| Selected passage |
Which is to say, the emergence of US capitalism triumphant hasn’t given us peace, as promised; it has given us a bold US military prepared to wage war. And it seems to be waging war to facilitate US capital settling everywhere, nestling everywhere and establishing connections everywhere, to paraphrase a shockingly topical passage from the Communist Manifesto of Karl Marx and Friedrich Engels, a document whose irrelevance was said to have been established beyond a shadow of a doubt when the Berlin Wall was razed to the ground. Yet, today, it seems to be more relevant than ever; certainly more relevant than when a competing ideology forced the stewards of capitalism to tidy up the image of their vaunted system lest the rabble get it into their heads that they could do better. It’s said in newspapers and on TV that Washington’s wars have to do with fighting terrorism, but the documents which define the US national security strategy are long on paeans to free markets and free trade and capitalism and short on concrete measures to protect the lives of US citizens from attacks by radicalized West Asians bearing legitimate grievances against the United states. On the contrary, the strategy is a recipe for provoking terrorist attacks.
Marx and Engels: While the irrelevance of Communist Manifesto was said to have been established beyond a shadow of a doubt when the Berlin Wall was razed to the ground, today it seems to be more relevant than ever
Bourgeois society,” to use Marx’s and Engels’ phrase, hasn’t given us prosperity either, unless by “us,” you mean the people who own and control the economy. For the bulk of humanity things are a lot worst materially than they were when communists, socialists, and nationalists kept upsetting the capitalist apple cart by bringing vast tracks of national economies under public control, and putting the public welfare ahead of the profit interests of bondholders and investors.
According to the United Nations, 54 countries are poorer today than they were in 1990, about the time Communism was declared failed, and capitalism lionized as the single sustainable model of success. More children under the age of five are dying in 14 countries, and enrollment in primary schools is down in 12. Extreme poverty remains the fate of over one billion people. And in former Soviet republics — cradle to what has been dismissed as a failed system — poverty had tripled one decade into their liberation from Communism. Seventeen countries in Eastern Europe and the countries that made up the former Soviet Union have hardly become dynamos of prosperity, which should leave anyone with an ounce of gray matter wondering by what standard success is measured; surely not by the majority’s well-being. (3)
After having been demonized for decades by a capitalist establishment bent on making Communism radioactive (along with anyone so cavalier about their standing in polite society to utter a kind word about it) it’s sometimes forgotten, if ever apprehended in the first place, how impressive Communism’s economic achievements were…and still are, considering the barren and poisoned ground in which the lone holdouts have been forced to eke out precarious existences.
Let’s start with the most reviled of the hold-outs: north Korea. The idea that north Korea is a threat to the United States is about as believable as the idea that a colony of ants is a threat to the elephant whose foot hovers three inches over its hill. North Korea hasn’t a single solider stationed outside its borders. Washington, on the other hand, has 37,000 troops deployed, on, or near, the north Korean border, 65,000 troops stationed in nearby Japan, the Seventh Fleet lurking in nearby waters, and bombers within striking distance. It has dismissed Pyongyang’s pleas to sign a nonaggression treaty, declaring bizarrely that it will not succumb to blackmail. And what has north Korea done to threaten the United States (or to blackmail the country)? It has fired up a mothballed nuclear reactor capable of producing weapons grade material, and withdrawn from the Nuclear Nonproliferation Treaty, but only after Washington reneged on an agreement to build light water reactors and provide fuel oil shipments. And only after Washington issued a virtual declaration of war, designating north Korea part of “an axis of evil.”

| Information supplied |
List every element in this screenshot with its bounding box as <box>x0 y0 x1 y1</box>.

| Problem A |
Say whether each statement agrees with the passage on capitalism and war. Answer yes or no, and quote the deciding words. (i) The United Nations reports that 54 countries are poorer today than in 1990. (ii) Washington has 37,000 troops stationed in Japan. (iii) Enrollment in primary schools is down in 14 countries.
| Problem B |
The passage on capitalism and war names the military forces Washington has positioned near North Korea. List all of them.
The data is separate material, apart from the passage on capitalism and war.

| Exercise output A |
(i) Yes: "According to the United Nations, 54 countries are poorer today than they were in 1990"
(ii) No: "65,000 troops stationed in nearby Japan"
(iii) No: "enrollment in primary schools is down in 12"

| Exercise output B |
- 37,000 troops deployed on or near the North Korean border
- 65,000 troops stationed in nearby Japan
- the Seventh Fleet in nearby waters
- bombers within striking distance